▶ [YOUR GOAL]
Copy out every line containing the word "TradingView".

* start INFORMATION SHOWN *

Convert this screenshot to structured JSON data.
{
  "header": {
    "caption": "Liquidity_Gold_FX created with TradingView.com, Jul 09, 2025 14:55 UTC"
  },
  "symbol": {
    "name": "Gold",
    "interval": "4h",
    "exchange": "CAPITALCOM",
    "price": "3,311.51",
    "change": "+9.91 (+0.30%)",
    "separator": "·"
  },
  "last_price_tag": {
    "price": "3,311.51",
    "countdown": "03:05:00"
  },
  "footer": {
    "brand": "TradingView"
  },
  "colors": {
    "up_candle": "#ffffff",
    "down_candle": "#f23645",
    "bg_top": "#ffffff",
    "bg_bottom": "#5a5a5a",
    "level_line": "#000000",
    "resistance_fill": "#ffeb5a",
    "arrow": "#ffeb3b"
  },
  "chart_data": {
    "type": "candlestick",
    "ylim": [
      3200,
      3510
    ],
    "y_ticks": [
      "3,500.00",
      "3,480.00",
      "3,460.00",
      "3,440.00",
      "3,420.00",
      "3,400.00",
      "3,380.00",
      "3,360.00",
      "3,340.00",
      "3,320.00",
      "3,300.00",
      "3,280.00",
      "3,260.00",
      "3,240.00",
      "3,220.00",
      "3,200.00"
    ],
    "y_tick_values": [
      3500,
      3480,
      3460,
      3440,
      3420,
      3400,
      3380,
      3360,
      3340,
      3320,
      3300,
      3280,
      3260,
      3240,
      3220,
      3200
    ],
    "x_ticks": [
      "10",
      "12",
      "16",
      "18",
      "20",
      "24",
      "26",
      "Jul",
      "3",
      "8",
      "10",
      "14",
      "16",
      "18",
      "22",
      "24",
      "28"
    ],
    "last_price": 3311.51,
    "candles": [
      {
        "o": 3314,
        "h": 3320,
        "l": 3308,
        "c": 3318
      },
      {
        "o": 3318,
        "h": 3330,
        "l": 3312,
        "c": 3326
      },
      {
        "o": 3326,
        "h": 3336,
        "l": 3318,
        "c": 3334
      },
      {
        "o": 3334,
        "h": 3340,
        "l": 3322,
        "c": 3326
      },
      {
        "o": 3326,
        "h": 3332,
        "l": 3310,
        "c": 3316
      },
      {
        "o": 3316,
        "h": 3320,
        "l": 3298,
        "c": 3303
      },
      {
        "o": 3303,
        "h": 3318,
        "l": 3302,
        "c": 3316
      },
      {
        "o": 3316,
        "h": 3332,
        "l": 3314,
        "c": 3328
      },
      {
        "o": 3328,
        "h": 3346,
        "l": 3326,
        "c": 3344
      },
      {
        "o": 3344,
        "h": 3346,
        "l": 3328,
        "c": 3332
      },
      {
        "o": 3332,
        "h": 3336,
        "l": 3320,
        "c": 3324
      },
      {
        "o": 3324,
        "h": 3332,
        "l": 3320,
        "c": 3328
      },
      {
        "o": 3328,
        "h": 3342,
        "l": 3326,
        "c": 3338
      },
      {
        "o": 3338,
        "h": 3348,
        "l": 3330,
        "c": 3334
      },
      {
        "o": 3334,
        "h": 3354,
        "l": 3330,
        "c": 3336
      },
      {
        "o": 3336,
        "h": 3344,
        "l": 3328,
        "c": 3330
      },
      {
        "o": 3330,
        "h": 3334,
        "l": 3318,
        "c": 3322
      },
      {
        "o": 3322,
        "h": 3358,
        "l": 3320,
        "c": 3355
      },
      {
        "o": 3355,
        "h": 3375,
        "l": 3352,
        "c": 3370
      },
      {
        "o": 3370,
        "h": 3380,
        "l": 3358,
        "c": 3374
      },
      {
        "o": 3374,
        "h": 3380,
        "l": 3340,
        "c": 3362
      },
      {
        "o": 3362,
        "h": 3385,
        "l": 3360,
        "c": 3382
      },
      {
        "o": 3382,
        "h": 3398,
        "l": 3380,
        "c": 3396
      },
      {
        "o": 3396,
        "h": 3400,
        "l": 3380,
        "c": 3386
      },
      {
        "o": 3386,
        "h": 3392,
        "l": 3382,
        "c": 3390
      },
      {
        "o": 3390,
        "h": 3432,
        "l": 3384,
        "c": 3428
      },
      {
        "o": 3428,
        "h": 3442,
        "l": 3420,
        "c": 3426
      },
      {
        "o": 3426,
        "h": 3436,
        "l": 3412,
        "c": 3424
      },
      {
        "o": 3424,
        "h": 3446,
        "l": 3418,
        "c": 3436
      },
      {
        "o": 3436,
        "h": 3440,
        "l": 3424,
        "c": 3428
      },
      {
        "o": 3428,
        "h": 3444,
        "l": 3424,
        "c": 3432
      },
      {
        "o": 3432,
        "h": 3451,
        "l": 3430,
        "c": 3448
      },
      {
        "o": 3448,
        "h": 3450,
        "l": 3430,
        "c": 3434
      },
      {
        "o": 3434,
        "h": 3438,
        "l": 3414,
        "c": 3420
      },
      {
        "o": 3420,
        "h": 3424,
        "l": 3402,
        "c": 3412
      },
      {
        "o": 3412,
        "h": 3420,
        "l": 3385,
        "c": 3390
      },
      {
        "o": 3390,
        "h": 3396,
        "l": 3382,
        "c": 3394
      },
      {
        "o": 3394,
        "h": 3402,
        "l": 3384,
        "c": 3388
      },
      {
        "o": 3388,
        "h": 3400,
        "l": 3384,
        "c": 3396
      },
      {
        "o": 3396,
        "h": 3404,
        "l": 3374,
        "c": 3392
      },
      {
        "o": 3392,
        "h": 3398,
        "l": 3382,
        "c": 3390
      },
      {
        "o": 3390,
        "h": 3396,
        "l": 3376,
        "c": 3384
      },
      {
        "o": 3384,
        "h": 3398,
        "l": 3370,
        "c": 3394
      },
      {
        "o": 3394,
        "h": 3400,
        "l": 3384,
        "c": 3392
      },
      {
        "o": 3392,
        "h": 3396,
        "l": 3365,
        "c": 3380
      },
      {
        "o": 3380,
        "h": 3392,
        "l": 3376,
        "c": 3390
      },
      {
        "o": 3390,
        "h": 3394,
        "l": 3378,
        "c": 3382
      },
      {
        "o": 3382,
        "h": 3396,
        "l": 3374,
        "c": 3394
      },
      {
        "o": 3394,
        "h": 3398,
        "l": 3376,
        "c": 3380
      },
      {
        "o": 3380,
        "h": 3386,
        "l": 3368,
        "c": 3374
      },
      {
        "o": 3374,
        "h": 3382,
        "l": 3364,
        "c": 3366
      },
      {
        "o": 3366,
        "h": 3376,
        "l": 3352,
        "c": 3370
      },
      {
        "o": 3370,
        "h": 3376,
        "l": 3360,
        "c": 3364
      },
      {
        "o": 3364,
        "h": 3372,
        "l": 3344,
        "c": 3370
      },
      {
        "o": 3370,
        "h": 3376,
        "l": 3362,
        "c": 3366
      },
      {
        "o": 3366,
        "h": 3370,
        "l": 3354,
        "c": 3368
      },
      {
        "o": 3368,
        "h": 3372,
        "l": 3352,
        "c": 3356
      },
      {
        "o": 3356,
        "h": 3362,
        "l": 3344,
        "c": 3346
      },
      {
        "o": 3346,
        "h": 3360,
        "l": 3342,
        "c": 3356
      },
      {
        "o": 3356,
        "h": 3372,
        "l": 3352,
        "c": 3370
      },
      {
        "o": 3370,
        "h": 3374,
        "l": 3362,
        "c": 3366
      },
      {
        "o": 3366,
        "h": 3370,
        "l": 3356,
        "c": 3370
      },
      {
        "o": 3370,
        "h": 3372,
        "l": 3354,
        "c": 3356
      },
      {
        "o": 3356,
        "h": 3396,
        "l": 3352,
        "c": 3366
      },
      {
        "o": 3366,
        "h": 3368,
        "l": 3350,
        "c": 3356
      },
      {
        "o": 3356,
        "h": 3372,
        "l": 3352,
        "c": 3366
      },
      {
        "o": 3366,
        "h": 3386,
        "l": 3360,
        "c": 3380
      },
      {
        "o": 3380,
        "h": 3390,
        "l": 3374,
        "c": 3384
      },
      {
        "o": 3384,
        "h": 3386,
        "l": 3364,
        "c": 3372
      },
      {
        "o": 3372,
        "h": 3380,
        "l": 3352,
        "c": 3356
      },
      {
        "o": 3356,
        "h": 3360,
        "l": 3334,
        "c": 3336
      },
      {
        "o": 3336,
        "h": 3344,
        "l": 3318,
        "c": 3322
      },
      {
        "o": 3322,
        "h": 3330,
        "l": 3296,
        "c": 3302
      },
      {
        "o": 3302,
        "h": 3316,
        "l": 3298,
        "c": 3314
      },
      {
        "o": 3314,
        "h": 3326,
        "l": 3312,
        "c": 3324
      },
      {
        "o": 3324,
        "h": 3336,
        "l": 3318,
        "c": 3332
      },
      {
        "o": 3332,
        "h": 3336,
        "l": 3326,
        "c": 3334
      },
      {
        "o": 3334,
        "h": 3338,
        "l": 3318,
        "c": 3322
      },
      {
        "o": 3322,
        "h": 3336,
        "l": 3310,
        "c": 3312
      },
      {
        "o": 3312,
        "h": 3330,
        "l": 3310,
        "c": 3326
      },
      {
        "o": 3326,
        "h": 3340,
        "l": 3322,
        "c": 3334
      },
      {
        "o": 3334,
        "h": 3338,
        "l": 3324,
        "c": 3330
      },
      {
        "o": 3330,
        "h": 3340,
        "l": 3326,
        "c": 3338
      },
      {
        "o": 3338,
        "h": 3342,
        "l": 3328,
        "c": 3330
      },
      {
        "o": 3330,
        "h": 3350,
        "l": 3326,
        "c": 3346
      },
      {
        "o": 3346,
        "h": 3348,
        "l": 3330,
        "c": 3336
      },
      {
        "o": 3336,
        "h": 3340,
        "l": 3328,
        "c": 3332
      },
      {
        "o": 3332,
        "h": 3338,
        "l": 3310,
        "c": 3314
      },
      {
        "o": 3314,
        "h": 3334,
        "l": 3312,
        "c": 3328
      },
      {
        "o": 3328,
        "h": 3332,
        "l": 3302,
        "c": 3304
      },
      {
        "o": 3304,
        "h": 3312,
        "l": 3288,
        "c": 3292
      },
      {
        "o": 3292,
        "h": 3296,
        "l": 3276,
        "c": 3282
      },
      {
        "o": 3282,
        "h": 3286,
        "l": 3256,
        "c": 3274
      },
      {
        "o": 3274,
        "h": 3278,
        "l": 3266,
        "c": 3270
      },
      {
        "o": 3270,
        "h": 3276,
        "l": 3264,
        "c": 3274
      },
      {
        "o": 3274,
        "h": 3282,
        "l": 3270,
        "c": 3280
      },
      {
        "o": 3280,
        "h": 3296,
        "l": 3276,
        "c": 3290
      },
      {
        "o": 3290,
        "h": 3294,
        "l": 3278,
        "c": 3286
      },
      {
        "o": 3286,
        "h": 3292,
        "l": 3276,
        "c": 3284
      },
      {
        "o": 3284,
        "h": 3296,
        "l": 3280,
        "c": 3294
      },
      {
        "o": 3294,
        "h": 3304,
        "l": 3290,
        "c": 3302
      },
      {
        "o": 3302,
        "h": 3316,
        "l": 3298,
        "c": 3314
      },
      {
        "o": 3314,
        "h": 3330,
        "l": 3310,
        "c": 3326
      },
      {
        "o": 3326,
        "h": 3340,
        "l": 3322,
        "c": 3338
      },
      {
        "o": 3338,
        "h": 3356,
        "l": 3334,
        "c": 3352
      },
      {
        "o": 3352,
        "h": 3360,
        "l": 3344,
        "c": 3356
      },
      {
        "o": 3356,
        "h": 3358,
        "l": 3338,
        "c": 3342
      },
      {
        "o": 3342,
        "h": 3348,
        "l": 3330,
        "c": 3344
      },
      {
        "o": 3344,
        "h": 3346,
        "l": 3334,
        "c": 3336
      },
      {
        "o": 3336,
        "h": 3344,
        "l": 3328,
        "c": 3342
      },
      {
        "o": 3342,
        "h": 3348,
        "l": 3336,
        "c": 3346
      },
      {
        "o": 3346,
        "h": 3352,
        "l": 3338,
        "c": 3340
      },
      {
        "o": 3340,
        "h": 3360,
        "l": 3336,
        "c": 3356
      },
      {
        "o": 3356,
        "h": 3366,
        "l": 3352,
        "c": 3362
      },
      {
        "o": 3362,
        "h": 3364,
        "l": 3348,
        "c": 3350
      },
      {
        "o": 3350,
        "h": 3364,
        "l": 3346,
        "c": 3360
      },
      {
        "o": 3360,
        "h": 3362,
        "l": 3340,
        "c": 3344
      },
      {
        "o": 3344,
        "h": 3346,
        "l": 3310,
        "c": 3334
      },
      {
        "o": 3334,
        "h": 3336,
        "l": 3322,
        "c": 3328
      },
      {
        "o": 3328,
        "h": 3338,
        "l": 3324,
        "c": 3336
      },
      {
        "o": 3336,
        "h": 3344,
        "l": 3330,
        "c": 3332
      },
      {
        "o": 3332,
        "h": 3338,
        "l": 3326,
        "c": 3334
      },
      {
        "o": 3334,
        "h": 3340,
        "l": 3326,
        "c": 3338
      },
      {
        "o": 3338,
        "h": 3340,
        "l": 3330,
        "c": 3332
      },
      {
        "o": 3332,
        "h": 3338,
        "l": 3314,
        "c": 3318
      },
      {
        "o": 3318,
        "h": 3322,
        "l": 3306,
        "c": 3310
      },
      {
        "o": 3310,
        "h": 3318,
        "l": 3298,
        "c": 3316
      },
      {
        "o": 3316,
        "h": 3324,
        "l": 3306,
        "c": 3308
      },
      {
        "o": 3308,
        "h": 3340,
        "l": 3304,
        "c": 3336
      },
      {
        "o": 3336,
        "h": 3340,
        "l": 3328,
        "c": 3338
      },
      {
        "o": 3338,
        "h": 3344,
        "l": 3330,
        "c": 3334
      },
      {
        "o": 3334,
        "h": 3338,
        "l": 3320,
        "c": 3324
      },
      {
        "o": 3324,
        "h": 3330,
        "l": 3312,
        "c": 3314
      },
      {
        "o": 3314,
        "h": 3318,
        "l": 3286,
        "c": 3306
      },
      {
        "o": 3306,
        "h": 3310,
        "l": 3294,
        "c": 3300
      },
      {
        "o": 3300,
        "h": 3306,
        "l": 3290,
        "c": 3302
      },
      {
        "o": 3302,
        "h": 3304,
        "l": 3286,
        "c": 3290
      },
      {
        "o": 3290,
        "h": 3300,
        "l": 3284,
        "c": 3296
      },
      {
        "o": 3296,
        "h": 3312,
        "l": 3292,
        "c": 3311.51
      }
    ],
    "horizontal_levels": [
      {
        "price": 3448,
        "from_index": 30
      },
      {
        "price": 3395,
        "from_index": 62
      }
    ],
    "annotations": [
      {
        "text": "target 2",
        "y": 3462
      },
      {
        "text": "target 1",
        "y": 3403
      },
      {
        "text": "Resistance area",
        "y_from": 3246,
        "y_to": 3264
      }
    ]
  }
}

* end INFORMATION SHOWN *

▶ [TASK RESULT]
    "caption": "Liquidity_Gold_FX created with TradingView.com, Jul 09, 2025 14:55 UTC"
    "brand": "TradingView"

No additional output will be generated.